• WHAT YOU SHOULD DO: Copy each line below in which the word "зерна" occurs.

- - -

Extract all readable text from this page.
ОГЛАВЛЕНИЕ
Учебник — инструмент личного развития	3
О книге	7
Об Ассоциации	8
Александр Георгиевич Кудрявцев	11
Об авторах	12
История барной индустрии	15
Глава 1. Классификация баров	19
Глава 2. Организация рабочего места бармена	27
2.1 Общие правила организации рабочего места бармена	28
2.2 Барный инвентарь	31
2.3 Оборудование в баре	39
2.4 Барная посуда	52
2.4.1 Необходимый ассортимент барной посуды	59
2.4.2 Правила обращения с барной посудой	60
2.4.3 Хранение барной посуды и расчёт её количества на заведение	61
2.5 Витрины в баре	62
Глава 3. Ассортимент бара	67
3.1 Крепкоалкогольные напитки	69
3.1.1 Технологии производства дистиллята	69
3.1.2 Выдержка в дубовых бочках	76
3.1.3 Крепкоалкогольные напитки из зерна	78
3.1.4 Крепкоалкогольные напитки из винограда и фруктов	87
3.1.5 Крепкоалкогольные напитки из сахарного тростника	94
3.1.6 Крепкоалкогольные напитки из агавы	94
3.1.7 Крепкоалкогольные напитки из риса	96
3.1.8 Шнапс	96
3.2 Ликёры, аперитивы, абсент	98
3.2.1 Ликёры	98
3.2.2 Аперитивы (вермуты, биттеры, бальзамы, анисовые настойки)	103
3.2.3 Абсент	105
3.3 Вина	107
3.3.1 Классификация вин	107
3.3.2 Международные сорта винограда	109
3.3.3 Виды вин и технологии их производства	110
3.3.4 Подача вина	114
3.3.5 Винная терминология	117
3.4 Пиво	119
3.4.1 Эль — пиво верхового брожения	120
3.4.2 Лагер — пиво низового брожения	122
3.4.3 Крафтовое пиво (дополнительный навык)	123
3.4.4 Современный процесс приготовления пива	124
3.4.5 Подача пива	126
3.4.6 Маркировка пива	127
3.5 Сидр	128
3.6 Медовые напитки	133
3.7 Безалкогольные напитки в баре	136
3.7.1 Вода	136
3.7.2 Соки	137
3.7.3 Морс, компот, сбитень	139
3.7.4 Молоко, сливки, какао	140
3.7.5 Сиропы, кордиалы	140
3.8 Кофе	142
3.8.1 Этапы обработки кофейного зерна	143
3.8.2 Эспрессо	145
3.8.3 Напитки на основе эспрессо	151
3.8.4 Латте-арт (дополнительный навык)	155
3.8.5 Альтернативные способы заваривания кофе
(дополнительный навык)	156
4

- - -

• EXPECTED ANSWER:
3.1.3 Крепкоалкогольные напитки из зерна	78
3.8.1 Этапы обработки кофейного зерна	143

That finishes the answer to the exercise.